::: DATA EXTRACT

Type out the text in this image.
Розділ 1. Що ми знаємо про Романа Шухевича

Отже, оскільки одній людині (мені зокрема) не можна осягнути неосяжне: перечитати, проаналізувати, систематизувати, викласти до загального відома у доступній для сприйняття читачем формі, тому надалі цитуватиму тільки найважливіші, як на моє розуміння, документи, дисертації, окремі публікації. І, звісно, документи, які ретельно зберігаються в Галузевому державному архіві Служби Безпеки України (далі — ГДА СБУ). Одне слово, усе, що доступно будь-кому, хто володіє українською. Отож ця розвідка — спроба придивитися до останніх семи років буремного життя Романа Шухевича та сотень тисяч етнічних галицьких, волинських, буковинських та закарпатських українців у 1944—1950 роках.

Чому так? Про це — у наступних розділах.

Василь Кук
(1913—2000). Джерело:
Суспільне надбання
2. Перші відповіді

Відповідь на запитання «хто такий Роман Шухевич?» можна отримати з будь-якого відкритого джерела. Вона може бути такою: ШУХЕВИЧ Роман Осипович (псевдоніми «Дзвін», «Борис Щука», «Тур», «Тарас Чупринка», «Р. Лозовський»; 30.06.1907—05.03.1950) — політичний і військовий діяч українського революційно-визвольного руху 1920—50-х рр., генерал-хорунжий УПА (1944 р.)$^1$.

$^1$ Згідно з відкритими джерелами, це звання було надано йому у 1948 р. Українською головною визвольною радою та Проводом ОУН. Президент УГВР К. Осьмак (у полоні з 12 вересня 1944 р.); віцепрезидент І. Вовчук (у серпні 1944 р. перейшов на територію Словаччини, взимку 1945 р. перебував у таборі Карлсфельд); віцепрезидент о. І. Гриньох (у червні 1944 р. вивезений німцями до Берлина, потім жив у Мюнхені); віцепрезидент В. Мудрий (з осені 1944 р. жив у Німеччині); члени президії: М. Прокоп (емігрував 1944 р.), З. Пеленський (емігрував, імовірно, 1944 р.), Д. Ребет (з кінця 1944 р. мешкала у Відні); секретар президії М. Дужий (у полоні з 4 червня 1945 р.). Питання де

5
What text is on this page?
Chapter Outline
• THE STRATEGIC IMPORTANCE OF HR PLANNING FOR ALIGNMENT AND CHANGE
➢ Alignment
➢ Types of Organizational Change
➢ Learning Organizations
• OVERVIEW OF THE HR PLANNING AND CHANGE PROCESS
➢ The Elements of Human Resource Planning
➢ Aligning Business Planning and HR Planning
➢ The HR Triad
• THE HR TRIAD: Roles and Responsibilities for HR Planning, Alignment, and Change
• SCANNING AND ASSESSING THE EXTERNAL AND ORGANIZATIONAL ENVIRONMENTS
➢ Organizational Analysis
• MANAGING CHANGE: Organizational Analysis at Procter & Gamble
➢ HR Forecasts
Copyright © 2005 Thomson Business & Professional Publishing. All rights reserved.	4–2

::::::

INSTRUCTION: Copy every line of the entries above in which "this" occurs.

COMPLETE RESPONSE:
Type out the text in this image.
What text is on this page?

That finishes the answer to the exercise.